▶ TASK DATA
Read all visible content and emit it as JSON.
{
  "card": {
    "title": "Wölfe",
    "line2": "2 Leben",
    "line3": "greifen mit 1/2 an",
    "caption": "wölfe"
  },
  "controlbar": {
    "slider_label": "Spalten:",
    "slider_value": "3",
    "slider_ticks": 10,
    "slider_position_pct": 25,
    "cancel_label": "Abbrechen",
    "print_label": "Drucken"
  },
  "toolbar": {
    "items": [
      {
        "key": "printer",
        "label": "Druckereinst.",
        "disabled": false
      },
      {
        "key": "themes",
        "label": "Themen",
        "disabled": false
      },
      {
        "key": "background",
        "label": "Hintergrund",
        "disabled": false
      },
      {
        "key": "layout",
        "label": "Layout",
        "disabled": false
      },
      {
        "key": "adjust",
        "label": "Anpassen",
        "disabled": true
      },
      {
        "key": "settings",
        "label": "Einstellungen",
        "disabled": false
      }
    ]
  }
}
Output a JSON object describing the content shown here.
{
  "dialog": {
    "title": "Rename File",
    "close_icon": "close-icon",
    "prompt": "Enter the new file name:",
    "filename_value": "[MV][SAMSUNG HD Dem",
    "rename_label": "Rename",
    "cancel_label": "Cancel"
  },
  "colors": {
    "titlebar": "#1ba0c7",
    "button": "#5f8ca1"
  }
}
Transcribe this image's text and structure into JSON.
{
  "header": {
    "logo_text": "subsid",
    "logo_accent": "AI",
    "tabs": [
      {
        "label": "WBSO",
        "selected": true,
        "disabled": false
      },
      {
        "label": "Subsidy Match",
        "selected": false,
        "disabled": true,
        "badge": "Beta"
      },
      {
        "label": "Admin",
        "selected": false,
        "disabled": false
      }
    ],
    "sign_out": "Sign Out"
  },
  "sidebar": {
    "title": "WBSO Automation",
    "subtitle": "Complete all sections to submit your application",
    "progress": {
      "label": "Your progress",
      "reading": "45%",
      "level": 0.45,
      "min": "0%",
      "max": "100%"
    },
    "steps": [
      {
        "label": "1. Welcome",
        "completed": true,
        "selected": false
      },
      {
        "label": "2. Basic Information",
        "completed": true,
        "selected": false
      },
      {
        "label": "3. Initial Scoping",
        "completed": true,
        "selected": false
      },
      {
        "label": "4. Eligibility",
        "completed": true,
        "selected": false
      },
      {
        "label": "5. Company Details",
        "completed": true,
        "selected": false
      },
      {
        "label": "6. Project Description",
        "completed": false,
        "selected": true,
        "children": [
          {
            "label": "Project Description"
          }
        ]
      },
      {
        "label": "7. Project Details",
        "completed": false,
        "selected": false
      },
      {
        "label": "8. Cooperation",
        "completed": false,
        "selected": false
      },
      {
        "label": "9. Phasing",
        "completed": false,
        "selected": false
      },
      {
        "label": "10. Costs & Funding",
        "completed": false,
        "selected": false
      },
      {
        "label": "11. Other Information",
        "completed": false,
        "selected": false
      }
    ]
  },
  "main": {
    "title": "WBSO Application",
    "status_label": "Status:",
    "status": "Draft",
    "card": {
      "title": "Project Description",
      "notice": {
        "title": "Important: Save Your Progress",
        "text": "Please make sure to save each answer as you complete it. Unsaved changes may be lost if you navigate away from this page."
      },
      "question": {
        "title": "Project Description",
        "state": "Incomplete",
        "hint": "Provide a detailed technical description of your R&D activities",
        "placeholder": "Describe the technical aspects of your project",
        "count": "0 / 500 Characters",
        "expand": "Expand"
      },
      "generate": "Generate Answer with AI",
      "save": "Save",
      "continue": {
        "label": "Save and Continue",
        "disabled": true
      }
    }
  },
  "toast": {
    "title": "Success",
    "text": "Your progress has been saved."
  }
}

▶ BRIEF
All of the data needs to be reproduced exactly, with no line missing.

▶ SOLUTION
Read all visible content and emit it as JSON.
{
  "card": {
    "title": "Wölfe",
    "line2": "2 Leben",
    "line3": "greifen mit 1/2 an",
    "caption": "wölfe"
  },
  "controlbar": {
    "slider_label": "Spalten:",
    "slider_value": "3",
    "slider_ticks": 10,
    "slider_position_pct": 25,
    "cancel_label": "Abbrechen",
    "print_label": "Drucken"
  },
  "toolbar": {
    "items": [
      {
        "key": "printer",
        "label": "Druckereinst.",
        "disabled": false
      },
      {
        "key": "themes",
        "label": "Themen",
        "disabled": false
      },
      {
        "key": "background",
        "label": "Hintergrund",
        "disabled": false
      },
      {
        "key": "layout",
        "label": "Layout",
        "disabled": false
      },
      {
        "key": "adjust",
        "label": "Anpassen",
        "disabled": true
      },
      {
        "key": "settings",
        "label": "Einstellungen",
        "disabled": false
      }
    ]
  }
}
Output a JSON object describing the content shown here.
{
  "dialog": {
    "title": "Rename File",
    "close_icon": "close-icon",
    "prompt": "Enter the new file name:",
    "filename_value": "[MV][SAMSUNG HD Dem",
    "rename_label": "Rename",
    "cancel_label": "Cancel"
  },
  "colors": {
    "titlebar": "#1ba0c7",
    "button": "#5f8ca1"
  }
}
Transcribe this image's text and structure into JSON.
{
  "header": {
    "logo_text": "subsid",
    "logo_accent": "AI",
    "tabs": [
      {
        "label": "WBSO",
        "selected": true,
        "disabled": false
      },
      {
        "label": "Subsidy Match",
        "selected": false,
        "disabled": true,
        "badge": "Beta"
      },
      {
        "label": "Admin",
        "selected": false,
        "disabled": false
      }
    ],
    "sign_out": "Sign Out"
  },
  "sidebar": {
    "title": "WBSO Automation",
    "subtitle": "Complete all sections to submit your application",
    "progress": {
      "label": "Your progress",
      "reading": "45%",
      "level": 0.45,
      "min": "0%",
      "max": "100%"
    },
    "steps": [
      {
        "label": "1. Welcome",
        "completed": true,
        "selected": false
      },
      {
        "label": "2. Basic Information",
        "completed": true,
        "selected": false
      },
      {
        "label": "3. Initial Scoping",
        "completed": true,
        "selected": false
      },
      {
        "label": "4. Eligibility",
        "completed": true,
        "selected": false
      },
      {
        "label": "5. Company Details",
        "completed": true,
        "selected": false
      },
      {
        "label": "6. Project Description",
        "completed": false,
        "selected": true,
        "children": [
          {
            "label": "Project Description"
          }
        ]
      },
      {
        "label": "7. Project Details",
        "completed": false,
        "selected": false
      },
      {
        "label": "8. Cooperation",
        "completed": false,
        "selected": false
      },
      {
        "label": "9. Phasing",
        "completed": false,
        "selected": false
      },
      {
        "label": "10. Costs & Funding",
        "completed": false,
        "selected": false
      },
      {
        "label": "11. Other Information",
        "completed": false,
        "selected": false
      }
    ]
  },
  "main": {
    "title": "WBSO Application",
    "status_label": "Status:",
    "status": "Draft",
    "card": {
      "title": "Project Description",
      "notice": {
        "title": "Important: Save Your Progress",
        "text": "Please make sure to save each answer as you complete it. Unsaved changes may be lost if you navigate away from this page."
      },
      "question": {
        "title": "Project Description",
        "state": "Incomplete",
        "hint": "Provide a detailed technical description of your R&D activities",
        "placeholder": "Describe the technical aspects of your project",
        "count": "0 / 500 Characters",
        "expand": "Expand"
      },
      "generate": "Generate Answer with AI",
      "save": "Save",
      "continue": {
        "label": "Save and Continue",
        "disabled": true
      }
    }
  },
  "toast": {
    "title": "Success",
    "text": "Your progress has been saved."
  }
}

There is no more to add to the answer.